Given records
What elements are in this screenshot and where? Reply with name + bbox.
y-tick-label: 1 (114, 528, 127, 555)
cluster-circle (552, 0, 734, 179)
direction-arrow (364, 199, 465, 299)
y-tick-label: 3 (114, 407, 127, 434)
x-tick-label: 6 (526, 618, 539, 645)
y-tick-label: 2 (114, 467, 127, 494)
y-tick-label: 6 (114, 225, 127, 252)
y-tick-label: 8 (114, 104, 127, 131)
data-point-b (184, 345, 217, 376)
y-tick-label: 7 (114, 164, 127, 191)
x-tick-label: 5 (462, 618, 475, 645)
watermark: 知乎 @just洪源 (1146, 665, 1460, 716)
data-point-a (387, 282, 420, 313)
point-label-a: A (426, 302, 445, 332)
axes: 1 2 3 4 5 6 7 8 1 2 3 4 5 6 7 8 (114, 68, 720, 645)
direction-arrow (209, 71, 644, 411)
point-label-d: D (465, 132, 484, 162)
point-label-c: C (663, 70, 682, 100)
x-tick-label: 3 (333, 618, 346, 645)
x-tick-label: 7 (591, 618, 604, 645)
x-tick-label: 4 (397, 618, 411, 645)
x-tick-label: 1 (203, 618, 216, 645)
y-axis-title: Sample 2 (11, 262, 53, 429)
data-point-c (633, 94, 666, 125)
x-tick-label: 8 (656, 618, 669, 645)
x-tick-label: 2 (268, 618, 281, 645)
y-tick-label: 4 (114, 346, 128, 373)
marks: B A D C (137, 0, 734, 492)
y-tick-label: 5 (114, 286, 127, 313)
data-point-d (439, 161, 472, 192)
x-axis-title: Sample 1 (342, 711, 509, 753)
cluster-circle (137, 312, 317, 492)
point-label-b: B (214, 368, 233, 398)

==

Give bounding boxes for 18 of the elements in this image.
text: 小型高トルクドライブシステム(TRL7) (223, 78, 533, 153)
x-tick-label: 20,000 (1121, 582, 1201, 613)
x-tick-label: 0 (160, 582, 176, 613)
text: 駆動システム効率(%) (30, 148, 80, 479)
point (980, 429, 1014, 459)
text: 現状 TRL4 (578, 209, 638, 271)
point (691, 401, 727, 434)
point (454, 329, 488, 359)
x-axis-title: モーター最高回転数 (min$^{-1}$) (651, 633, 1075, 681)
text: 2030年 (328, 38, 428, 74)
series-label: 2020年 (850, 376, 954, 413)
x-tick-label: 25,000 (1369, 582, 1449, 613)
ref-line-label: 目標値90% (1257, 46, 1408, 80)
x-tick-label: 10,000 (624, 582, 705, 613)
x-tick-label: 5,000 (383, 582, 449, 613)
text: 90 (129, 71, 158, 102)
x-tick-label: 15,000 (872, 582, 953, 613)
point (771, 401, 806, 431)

Work to be completed
Reproduce verbatim the lines starting with the one containing "What elements are" and going through the one containing "point-label-b: B (214, 368, 233, 398)", including both.

The response
What elements are in this screenshot and where? Reply with name + bbox.
y-tick-label: 1 (114, 528, 127, 555)
cluster-circle (552, 0, 734, 179)
direction-arrow (364, 199, 465, 299)
y-tick-label: 3 (114, 407, 127, 434)
x-tick-label: 6 (526, 618, 539, 645)
y-tick-label: 2 (114, 467, 127, 494)
y-tick-label: 6 (114, 225, 127, 252)
y-tick-label: 8 (114, 104, 127, 131)
data-point-b (184, 345, 217, 376)
y-tick-label: 7 (114, 164, 127, 191)
x-tick-label: 5 (462, 618, 475, 645)
watermark: 知乎 @just洪源 (1146, 665, 1460, 716)
data-point-a (387, 282, 420, 313)
point-label-a: A (426, 302, 445, 332)
axes: 1 2 3 4 5 6 7 8 1 2 3 4 5 6 7 8 (114, 68, 720, 645)
direction-arrow (209, 71, 644, 411)
point-label-d: D (465, 132, 484, 162)
point-label-c: C (663, 70, 682, 100)
x-tick-label: 3 (333, 618, 346, 645)
x-tick-label: 7 (591, 618, 604, 645)
x-tick-label: 4 (397, 618, 411, 645)
x-tick-label: 1 (203, 618, 216, 645)
y-axis-title: Sample 2 (11, 262, 53, 429)
data-point-c (633, 94, 666, 125)
x-tick-label: 8 (656, 618, 669, 645)
x-tick-label: 2 (268, 618, 281, 645)
y-tick-label: 4 (114, 346, 128, 373)
marks: B A D C (137, 0, 734, 492)
y-tick-label: 5 (114, 286, 127, 313)
data-point-d (439, 161, 472, 192)
x-axis-title: Sample 1 (342, 711, 509, 753)
cluster-circle (137, 312, 317, 492)
point-label-b: B (214, 368, 233, 398)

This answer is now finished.